What the task asks: Gather all lines with the word "screenshot" in them.

Input for this task:
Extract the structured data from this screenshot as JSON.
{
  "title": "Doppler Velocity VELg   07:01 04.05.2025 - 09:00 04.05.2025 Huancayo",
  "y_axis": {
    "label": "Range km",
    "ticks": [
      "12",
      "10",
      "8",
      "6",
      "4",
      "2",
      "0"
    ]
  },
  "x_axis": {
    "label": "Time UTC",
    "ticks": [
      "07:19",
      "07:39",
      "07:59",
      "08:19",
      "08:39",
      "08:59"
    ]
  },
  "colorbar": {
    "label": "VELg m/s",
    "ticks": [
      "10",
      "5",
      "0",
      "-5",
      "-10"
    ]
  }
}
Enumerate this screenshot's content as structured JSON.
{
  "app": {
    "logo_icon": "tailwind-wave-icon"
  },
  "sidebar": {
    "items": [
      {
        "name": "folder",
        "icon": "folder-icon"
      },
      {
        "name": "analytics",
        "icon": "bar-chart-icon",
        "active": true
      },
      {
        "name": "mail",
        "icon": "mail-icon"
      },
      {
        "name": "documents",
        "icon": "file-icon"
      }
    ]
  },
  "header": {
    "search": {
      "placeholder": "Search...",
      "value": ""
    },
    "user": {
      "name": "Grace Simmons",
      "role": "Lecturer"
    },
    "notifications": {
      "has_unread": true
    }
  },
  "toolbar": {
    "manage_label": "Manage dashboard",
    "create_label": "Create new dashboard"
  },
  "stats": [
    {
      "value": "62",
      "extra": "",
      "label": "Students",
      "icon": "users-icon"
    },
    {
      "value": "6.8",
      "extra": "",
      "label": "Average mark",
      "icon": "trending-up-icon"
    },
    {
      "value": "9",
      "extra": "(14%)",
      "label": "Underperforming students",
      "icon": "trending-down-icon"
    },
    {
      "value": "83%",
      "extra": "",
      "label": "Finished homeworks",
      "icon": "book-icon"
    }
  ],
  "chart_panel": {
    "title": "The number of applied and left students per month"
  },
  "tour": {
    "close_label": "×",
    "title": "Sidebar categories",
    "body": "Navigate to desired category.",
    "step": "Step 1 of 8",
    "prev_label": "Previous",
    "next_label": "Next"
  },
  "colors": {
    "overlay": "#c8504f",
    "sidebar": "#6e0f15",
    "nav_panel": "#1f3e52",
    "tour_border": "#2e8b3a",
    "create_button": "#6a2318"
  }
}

Exercise result:
Extract the structured data from this screenshot as JSON.
Enumerate this screenshot's content as structured JSON.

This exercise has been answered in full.